» **PROBLEM TO WORK ON**: Which lines hold the word "stared"? Copy each of them from the material.

» **PROVIDED MATERIAL**:

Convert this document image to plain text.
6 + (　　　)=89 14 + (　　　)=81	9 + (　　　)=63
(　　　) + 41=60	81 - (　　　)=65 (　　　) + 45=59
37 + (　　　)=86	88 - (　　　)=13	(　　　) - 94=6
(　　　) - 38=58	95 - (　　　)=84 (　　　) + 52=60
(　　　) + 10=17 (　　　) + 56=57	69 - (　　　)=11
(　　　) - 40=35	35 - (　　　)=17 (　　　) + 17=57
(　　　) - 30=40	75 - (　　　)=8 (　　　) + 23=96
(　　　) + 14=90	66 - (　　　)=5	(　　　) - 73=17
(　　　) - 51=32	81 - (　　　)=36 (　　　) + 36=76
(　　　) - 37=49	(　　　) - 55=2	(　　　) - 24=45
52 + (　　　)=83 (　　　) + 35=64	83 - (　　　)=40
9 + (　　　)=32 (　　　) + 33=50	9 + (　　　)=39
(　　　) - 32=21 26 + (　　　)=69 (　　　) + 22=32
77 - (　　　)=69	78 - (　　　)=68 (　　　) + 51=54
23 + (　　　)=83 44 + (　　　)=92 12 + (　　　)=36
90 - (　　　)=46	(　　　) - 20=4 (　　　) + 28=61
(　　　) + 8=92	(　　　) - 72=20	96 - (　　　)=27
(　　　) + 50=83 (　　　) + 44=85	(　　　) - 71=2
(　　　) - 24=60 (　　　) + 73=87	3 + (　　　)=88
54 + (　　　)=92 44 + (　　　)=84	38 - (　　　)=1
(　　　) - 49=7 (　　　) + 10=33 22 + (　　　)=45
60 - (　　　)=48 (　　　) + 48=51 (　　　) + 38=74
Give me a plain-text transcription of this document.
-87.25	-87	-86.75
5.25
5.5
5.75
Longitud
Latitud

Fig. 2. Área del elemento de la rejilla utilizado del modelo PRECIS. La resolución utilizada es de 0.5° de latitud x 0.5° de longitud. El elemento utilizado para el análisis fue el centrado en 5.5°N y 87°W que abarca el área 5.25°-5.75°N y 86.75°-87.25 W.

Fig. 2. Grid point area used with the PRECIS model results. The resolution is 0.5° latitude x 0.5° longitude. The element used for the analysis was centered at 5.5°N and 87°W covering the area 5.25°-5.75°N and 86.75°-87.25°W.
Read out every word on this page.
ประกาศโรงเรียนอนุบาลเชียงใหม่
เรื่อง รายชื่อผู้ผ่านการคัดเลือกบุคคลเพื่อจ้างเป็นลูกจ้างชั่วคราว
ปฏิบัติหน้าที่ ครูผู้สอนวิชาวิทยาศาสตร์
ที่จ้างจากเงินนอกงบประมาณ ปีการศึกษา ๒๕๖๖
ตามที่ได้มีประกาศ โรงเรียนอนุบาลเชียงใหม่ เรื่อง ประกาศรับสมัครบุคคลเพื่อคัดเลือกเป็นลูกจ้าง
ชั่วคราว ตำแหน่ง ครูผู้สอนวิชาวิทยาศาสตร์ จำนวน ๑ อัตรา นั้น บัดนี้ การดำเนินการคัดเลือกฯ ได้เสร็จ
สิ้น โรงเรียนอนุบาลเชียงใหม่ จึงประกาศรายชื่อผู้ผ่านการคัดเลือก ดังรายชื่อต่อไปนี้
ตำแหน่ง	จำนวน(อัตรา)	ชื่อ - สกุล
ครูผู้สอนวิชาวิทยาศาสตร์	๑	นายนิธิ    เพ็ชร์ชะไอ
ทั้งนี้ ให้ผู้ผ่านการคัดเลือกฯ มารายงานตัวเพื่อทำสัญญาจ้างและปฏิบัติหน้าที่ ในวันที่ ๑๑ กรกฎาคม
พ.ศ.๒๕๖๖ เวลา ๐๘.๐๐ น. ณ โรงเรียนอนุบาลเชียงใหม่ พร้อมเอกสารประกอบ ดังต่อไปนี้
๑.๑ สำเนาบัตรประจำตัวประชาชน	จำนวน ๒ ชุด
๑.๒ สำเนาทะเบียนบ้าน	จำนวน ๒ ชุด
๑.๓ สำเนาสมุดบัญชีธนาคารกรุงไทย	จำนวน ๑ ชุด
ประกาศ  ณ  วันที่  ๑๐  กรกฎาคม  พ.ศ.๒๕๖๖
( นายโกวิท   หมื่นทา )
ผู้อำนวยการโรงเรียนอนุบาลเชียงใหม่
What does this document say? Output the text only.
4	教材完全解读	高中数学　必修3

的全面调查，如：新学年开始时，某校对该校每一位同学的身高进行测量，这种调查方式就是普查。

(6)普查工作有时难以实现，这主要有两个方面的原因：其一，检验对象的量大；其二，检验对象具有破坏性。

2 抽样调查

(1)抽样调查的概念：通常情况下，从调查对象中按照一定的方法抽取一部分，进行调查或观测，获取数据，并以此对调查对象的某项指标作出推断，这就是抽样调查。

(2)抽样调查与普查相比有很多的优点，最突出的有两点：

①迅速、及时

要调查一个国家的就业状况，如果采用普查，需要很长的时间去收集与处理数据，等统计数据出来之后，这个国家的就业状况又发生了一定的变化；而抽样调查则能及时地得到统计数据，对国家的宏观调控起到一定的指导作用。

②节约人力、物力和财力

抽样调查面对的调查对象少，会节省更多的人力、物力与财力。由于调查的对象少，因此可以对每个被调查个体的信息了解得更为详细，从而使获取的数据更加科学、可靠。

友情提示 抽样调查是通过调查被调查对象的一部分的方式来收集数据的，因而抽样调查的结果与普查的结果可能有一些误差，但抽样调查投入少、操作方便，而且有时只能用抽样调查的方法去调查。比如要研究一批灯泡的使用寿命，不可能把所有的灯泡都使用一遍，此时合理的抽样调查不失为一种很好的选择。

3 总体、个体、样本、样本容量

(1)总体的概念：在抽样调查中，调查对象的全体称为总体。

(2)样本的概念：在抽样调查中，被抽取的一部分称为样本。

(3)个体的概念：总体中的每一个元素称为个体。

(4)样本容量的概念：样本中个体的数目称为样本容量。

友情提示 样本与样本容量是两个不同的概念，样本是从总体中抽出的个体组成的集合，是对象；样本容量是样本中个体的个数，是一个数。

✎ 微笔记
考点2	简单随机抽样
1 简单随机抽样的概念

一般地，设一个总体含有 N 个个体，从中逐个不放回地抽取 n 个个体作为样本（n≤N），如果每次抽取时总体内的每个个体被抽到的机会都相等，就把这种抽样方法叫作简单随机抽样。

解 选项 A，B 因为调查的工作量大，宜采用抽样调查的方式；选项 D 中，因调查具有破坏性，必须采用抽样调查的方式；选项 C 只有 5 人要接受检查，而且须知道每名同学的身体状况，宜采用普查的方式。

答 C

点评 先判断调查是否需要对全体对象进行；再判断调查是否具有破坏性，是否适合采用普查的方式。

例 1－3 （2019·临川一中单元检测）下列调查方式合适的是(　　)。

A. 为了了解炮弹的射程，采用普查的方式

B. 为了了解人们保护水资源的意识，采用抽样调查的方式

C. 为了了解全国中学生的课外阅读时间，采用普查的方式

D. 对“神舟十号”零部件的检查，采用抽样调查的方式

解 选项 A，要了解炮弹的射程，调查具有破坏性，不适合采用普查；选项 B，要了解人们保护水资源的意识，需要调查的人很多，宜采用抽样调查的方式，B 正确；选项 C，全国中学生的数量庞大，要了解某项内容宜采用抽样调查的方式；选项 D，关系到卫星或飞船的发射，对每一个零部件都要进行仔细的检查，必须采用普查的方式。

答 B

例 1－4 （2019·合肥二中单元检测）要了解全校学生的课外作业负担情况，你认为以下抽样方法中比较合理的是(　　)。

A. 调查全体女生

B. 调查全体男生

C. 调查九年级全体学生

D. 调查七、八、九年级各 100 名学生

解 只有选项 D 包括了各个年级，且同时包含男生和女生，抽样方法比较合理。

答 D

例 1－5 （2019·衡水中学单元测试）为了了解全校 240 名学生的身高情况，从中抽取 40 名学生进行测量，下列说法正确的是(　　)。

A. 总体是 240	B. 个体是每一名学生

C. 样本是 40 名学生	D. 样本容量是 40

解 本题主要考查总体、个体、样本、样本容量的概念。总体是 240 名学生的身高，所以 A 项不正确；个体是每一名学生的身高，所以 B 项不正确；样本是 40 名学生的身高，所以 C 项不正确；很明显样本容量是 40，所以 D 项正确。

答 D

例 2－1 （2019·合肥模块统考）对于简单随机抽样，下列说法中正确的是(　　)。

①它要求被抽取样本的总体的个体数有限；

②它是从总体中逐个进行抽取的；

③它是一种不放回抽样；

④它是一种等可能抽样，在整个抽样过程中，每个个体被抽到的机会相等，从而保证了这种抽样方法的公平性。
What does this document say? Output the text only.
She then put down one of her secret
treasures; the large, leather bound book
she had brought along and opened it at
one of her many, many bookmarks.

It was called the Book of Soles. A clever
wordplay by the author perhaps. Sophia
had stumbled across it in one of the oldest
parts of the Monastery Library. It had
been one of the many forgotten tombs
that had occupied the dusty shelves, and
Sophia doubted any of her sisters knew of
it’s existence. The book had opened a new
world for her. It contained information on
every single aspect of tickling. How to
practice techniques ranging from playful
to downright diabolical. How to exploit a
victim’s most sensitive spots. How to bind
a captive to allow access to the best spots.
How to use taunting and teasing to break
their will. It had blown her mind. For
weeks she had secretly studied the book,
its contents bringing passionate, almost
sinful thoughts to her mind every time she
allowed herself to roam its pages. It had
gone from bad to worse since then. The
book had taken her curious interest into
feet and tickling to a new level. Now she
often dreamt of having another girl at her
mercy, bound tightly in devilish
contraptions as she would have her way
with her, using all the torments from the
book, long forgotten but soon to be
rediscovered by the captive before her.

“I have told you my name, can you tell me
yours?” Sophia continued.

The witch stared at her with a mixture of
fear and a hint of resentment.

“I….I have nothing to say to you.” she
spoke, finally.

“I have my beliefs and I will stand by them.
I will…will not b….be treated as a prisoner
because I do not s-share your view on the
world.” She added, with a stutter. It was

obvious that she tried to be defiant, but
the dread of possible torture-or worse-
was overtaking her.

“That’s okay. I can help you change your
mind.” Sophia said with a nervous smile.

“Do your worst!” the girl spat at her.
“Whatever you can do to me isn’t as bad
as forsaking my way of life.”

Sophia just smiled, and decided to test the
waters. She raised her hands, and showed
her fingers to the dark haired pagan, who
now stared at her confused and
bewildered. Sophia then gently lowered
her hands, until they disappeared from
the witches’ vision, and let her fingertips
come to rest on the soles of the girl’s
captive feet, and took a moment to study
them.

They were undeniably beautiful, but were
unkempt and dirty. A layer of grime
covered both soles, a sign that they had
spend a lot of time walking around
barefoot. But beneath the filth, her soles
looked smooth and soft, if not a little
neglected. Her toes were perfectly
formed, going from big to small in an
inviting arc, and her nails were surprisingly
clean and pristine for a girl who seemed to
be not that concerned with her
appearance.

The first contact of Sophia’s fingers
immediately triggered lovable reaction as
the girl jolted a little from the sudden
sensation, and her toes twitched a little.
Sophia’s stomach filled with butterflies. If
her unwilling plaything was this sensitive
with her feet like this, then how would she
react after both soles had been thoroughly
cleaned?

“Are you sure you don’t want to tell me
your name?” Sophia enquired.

» **SOLVED PROBLEM**:
The witch stared at her with a mixture of
now stared at her confused and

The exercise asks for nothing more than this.